◆ **Task to complete**
Copy the full set of lines exactly as given.

◆ **Data for the task**
** START **
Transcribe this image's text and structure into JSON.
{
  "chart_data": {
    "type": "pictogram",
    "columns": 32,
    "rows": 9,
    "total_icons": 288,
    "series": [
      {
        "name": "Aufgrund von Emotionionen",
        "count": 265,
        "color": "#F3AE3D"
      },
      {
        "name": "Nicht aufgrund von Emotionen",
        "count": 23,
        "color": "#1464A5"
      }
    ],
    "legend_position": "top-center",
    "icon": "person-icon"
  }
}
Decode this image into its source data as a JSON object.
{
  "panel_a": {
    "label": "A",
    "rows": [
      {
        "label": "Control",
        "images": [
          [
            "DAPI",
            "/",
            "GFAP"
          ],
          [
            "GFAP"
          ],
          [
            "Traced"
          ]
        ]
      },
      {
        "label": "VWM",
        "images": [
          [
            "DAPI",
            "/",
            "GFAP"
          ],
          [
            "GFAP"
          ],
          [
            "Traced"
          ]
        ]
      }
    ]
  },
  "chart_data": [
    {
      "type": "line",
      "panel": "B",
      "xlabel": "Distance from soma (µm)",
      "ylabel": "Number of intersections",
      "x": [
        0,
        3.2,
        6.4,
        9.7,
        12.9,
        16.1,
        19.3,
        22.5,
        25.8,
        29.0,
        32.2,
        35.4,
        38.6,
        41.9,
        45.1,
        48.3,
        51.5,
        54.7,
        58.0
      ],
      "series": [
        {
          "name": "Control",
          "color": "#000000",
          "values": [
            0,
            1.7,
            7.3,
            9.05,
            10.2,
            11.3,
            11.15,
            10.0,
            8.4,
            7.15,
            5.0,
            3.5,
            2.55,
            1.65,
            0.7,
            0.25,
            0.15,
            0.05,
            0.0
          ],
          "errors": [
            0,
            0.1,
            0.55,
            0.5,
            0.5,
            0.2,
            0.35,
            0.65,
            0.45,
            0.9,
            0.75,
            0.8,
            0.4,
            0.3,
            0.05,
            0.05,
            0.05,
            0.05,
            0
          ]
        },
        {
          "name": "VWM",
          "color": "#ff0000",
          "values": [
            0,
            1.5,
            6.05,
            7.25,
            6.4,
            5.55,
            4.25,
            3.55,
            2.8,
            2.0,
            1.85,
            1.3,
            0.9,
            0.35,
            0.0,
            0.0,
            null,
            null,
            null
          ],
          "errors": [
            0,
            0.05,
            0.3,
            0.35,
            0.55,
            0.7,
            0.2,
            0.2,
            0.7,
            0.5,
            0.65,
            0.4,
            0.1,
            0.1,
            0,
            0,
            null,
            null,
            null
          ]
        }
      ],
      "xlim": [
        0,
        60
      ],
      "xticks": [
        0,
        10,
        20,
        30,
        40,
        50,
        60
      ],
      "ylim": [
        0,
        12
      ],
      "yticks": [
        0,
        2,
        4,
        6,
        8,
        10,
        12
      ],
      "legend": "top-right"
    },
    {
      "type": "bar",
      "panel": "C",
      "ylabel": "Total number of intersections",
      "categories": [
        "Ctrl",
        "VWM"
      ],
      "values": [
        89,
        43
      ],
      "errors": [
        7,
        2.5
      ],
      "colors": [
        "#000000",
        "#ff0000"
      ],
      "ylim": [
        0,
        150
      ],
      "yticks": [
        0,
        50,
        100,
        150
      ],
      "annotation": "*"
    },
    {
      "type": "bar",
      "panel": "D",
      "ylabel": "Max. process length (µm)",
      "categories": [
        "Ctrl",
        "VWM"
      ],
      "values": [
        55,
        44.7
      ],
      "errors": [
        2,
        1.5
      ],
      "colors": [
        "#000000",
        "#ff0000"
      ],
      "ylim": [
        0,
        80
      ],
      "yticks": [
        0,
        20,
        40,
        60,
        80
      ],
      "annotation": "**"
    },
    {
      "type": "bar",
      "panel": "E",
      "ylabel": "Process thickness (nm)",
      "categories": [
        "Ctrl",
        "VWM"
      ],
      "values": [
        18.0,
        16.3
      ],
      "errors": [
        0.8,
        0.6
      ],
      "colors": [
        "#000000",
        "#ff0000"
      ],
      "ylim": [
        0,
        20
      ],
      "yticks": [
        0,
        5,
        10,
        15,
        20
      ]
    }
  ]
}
** END **
◆ **Task answer**
Transcribe this image's text and structure into JSON.
{
  "chart_data": {
    "type": "pictogram",
    "columns": 32,
    "rows": 9,
    "total_icons": 288,
    "series": [
      {
        "name": "Aufgrund von Emotionionen",
        "count": 265,
        "color": "#F3AE3D"
      },
      {
        "name": "Nicht aufgrund von Emotionen",
        "count": 23,
        "color": "#1464A5"
      }
    ],
    "legend_position": "top-center",
    "icon": "person-icon"
  }
}
Decode this image into its source data as a JSON object.
{
  "panel_a": {
    "label": "A",
    "rows": [
      {
        "label": "Control",
        "images": [
          [
            "DAPI",
            "/",
            "GFAP"
          ],
          [
            "GFAP"
          ],
          [
            "Traced"
          ]
        ]
      },
      {
        "label": "VWM",
        "images": [
          [
            "DAPI",
            "/",
            "GFAP"
          ],
          [
            "GFAP"
          ],
          [
            "Traced"
          ]
        ]
      }
    ]
  },
  "chart_data": [
    {
      "type": "line",
      "panel": "B",
      "xlabel": "Distance from soma (µm)",
      "ylabel": "Number of intersections",
      "x": [
        0,
        3.2,
        6.4,
        9.7,
        12.9,
        16.1,
        19.3,
        22.5,
        25.8,
        29.0,
        32.2,
        35.4,
        38.6,
        41.9,
        45.1,
        48.3,
        51.5,
        54.7,
        58.0
      ],
      "series": [
        {
          "name": "Control",
          "color": "#000000",
          "values": [
            0,
            1.7,
            7.3,
            9.05,
            10.2,
            11.3,
            11.15,
            10.0,
            8.4,
            7.15,
            5.0,
            3.5,
            2.55,
            1.65,
            0.7,
            0.25,
            0.15,
            0.05,
            0.0
          ],
          "errors": [
            0,
            0.1,
            0.55,
            0.5,
            0.5,
            0.2,
            0.35,
            0.65,
            0.45,
            0.9,
            0.75,
            0.8,
            0.4,
            0.3,
            0.05,
            0.05,
            0.05,
            0.05,
            0
          ]
        },
        {
          "name": "VWM",
          "color": "#ff0000",
          "values": [
            0,
            1.5,
            6.05,
            7.25,
            6.4,
            5.55,
            4.25,
            3.55,
            2.8,
            2.0,
            1.85,
            1.3,
            0.9,
            0.35,
            0.0,
            0.0,
            null,
            null,
            null
          ],
          "errors": [
            0,
            0.05,
            0.3,
            0.35,
            0.55,
            0.7,
            0.2,
            0.2,
            0.7,
            0.5,
            0.65,
            0.4,
            0.1,
            0.1,
            0,
            0,
            null,
            null,
            null
          ]
        }
      ],
      "xlim": [
        0,
        60
      ],
      "xticks": [
        0,
        10,
        20,
        30,
        40,
        50,
        60
      ],
      "ylim": [
        0,
        12
      ],
      "yticks": [
        0,
        2,
        4,
        6,
        8,
        10,
        12
      ],
      "legend": "top-right"
    },
    {
      "type": "bar",
      "panel": "C",
      "ylabel": "Total number of intersections",
      "categories": [
        "Ctrl",
        "VWM"
      ],
      "values": [
        89,
        43
      ],
      "errors": [
        7,
        2.5
      ],
      "colors": [
        "#000000",
        "#ff0000"
      ],
      "ylim": [
        0,
        150
      ],
      "yticks": [
        0,
        50,
        100,
        150
      ],
      "annotation": "*"
    },
    {
      "type": "bar",
      "panel": "D",
      "ylabel": "Max. process length (µm)",
      "categories": [
        "Ctrl",
        "VWM"
      ],
      "values": [
        55,
        44.7
      ],
      "errors": [
        2,
        1.5
      ],
      "colors": [
        "#000000",
        "#ff0000"
      ],
      "ylim": [
        0,
        80
      ],
      "yticks": [
        0,
        20,
        40,
        60,
        80
      ],
      "annotation": "**"
    },
    {
      "type": "bar",
      "panel": "E",
      "ylabel": "Process thickness (nm)",
      "categories": [
        "Ctrl",
        "VWM"
      ],
      "values": [
        18.0,
        16.3
      ],
      "errors": [
        0.8,
        0.6
      ],
      "colors": [
        "#000000",
        "#ff0000"
      ],
      "ylim": [
        0,
        20
      ],
      "yticks": [
        0,
        5,
        10,
        15,
        20
      ]
    }
  ]
}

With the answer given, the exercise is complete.